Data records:
·····
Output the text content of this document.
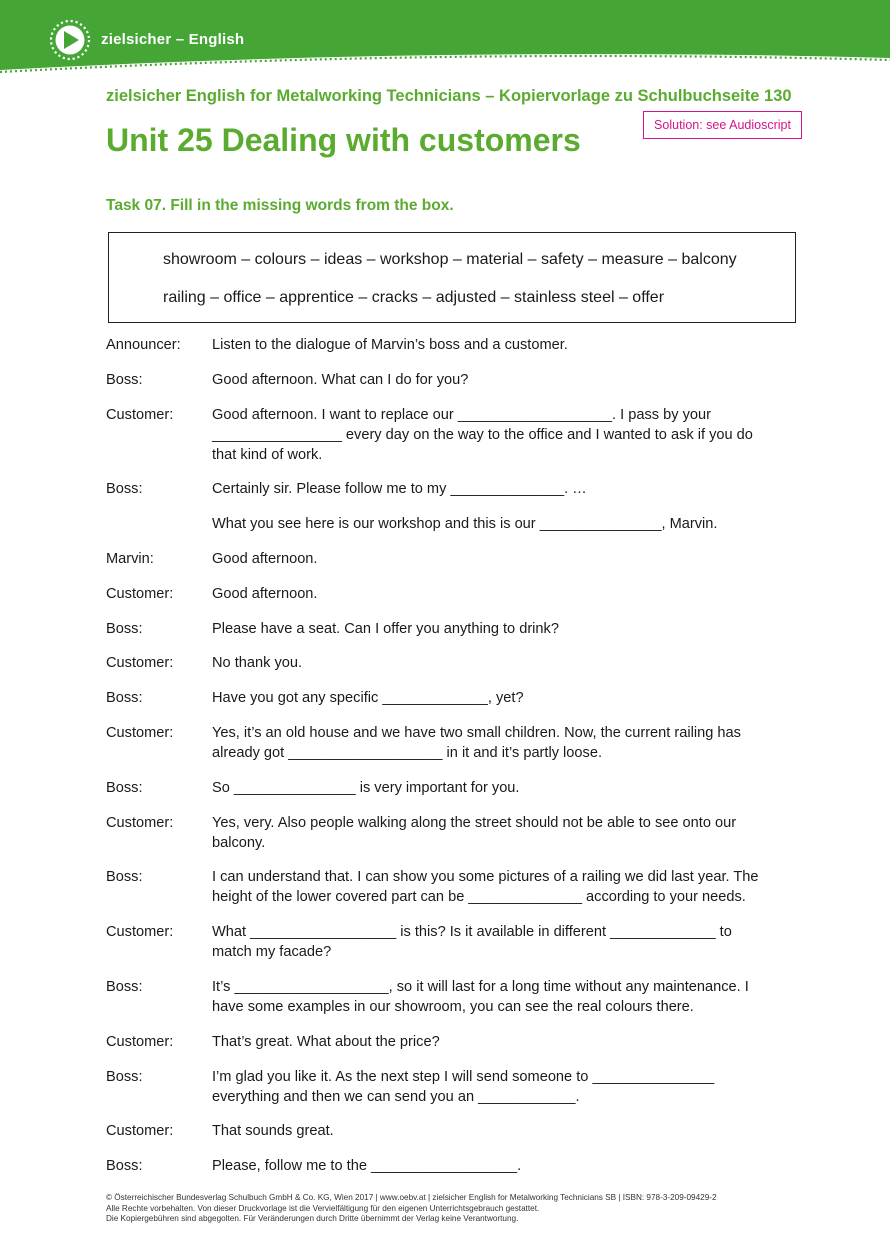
zielsicher – English
zielsicher English for Metalworking Technicians – Kopiervorlage zu Schulbuchseite 130
Unit 25 Dealing with customers	Solution: see Audioscript
Task 07. Fill in the missing words from the box.
showroom – colours – ideas – workshop – material – safety – measure – balcony
railing – office – apprentice – cracks – adjusted – stainless steel – offer
Announcer:	Listen to the dialogue of Marvin’s boss and a customer.
Boss:	Good afternoon. What can I do for you?
Customer:	Good afternoon. I want to replace our ___________________. I pass by your
________________ every day on the way to the office and I wanted to ask if you do
that kind of work.
Boss:	Certainly sir. Please follow me to my ______________. …
What you see here is our workshop and this is our _______________, Marvin.
Marvin:	Good afternoon.
Customer:	Good afternoon.
Boss:	Please have a seat. Can I offer you anything to drink?
Customer:	No thank you.
Boss:	Have you got any specific _____________, yet?
Customer:	Yes, it’s an old house and we have two small children. Now, the current railing has
already got ___________________ in it and it’s partly loose.
Boss:	So _______________ is very important for you.
Customer:	Yes, very. Also people walking along the street should not be able to see onto our
balcony.
Boss:	I can understand that. I can show you some pictures of a railing we did last year. The
height of the lower covered part can be ______________ according to your needs.
Customer:	What __________________ is this? Is it available in different _____________ to
match my facade?
Boss:	It’s ___________________, so it will last for a long time without any maintenance. I
have some examples in our showroom, you can see the real colours there.
Customer:	That’s great. What about the price?
Boss:	I’m glad you like it. As the next step I will send someone to _______________
everything and then we can send you an ____________.
Customer:	That sounds great.
Boss:	Please, follow me to the __________________.
© Österreichischer Bundesverlag Schulbuch GmbH & Co. KG, Wien 2017 | www.oebv.at | zielsicher English for Metalworking Technicians SB | ISBN: 978-3-209-09429-2
Alle Rechte vorbehalten. Von dieser Druckvorlage ist die Vervielfältigung für den eigenen Unterrichtsgebrauch gestattet.
Die Kopiergebühren sind abgegolten. Für Veränderungen durch Dritte übernimmt der Verlag keine Verantwortung.
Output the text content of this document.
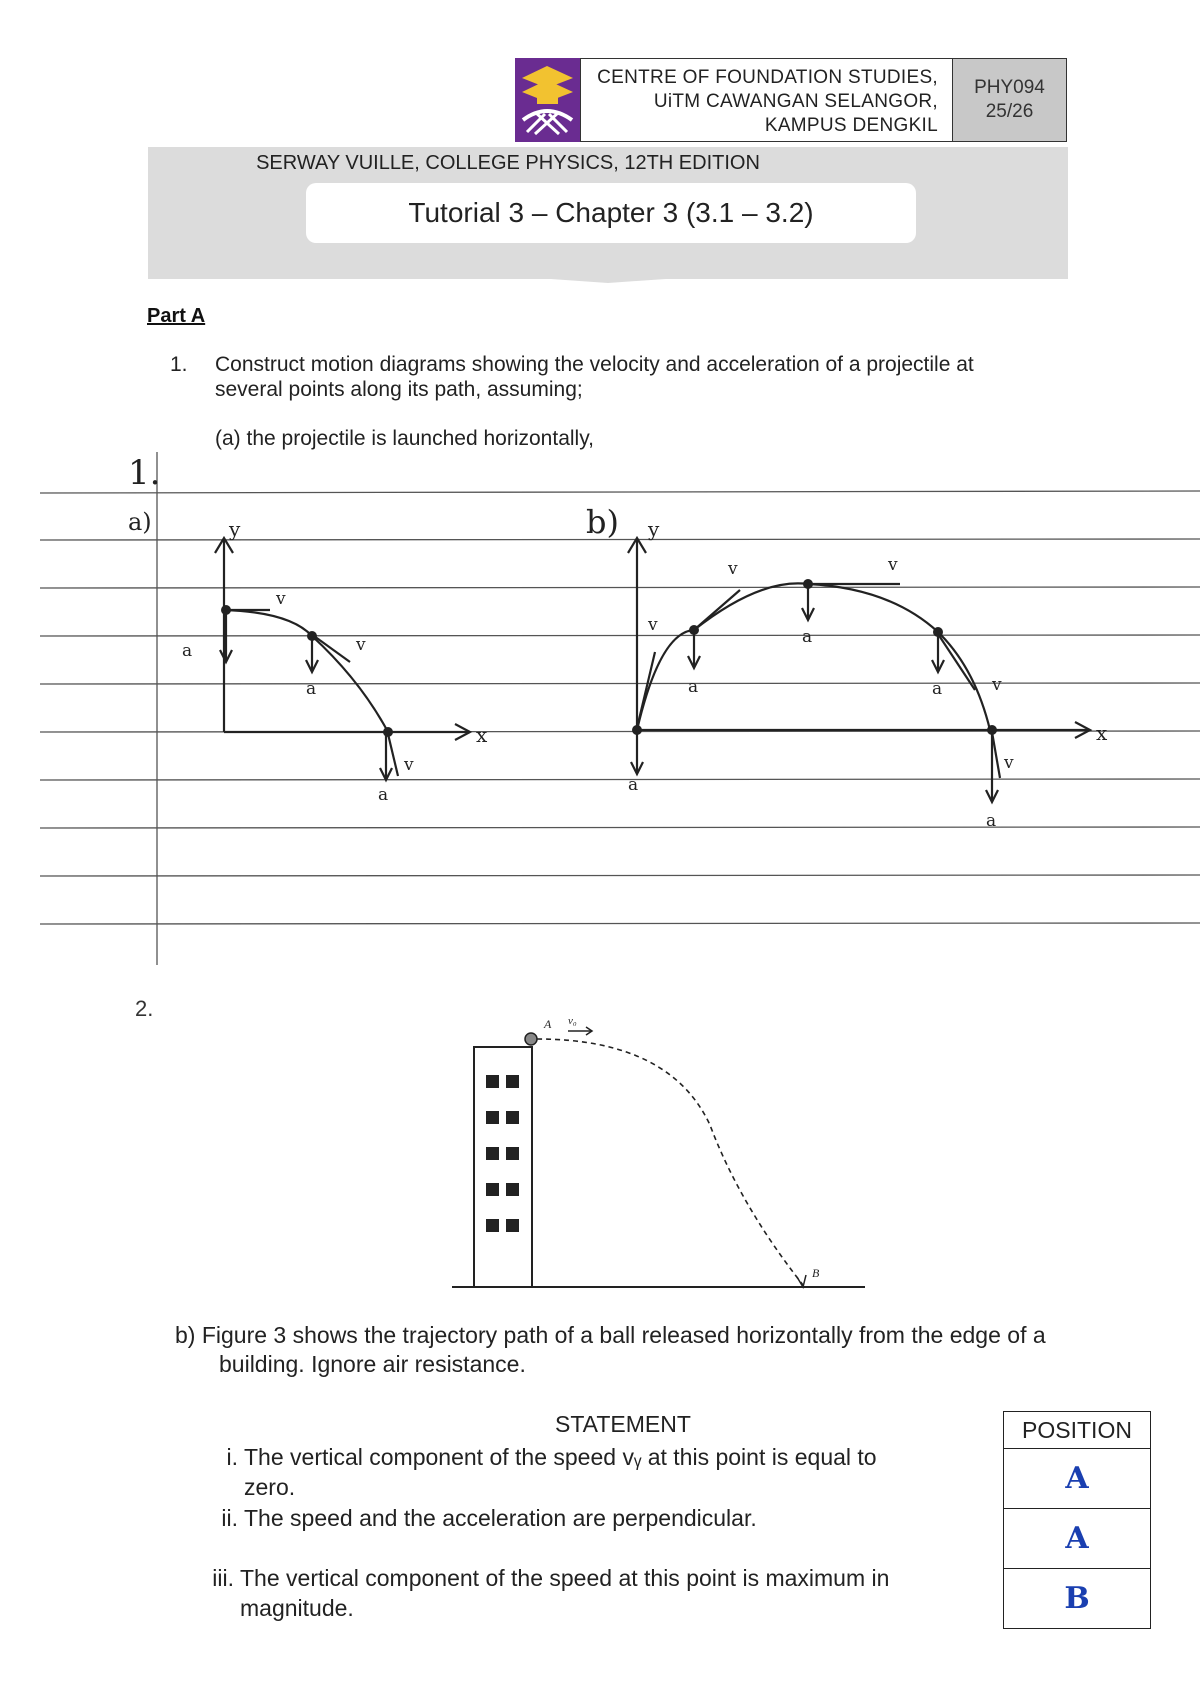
CENTRE OF FOUNDATION STUDIES,
UiTM CAWANGAN SELANGOR,
KAMPUS DENGKIL
PHY094
25/26
SERWAY VUILLE, COLLEGE PHYSICS, 12TH EDITION
Tutorial 3 – Chapter 3 (3.1 – 3.2)
Part A
1. Construct motion diagrams showing the velocity and acceleration of a projectile at
several points along its path, assuming;
(a) the projectile is launched horizontally,
1.
a)	b)
y	y
x	x
v
v
v
a
a
a
v
v	v
v
v
a
a
a
a
a
2.
A v₀
B
b) Figure 3 shows the trajectory path of a ball released horizontally from the edge of a
building. Ignore air resistance.
STATEMENT
i. The vertical component of the speed vᵧ at this point is equal to
zero.
ii. The speed and the acceleration are perpendicular.
iii. The vertical component of the speed at this point is maximum in
magnitude.
POSITION
A
A
B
·····
**TASK GOAL:** Which lines hold the word "Good"? Return all of them from the records above.

**FINAL RESULT:**
Boss:	Good afternoon. What can I do for you?
Customer:	Good afternoon. I want to replace our ___________________. I pass by your
Marvin:	Good afternoon.
Customer:	Good afternoon.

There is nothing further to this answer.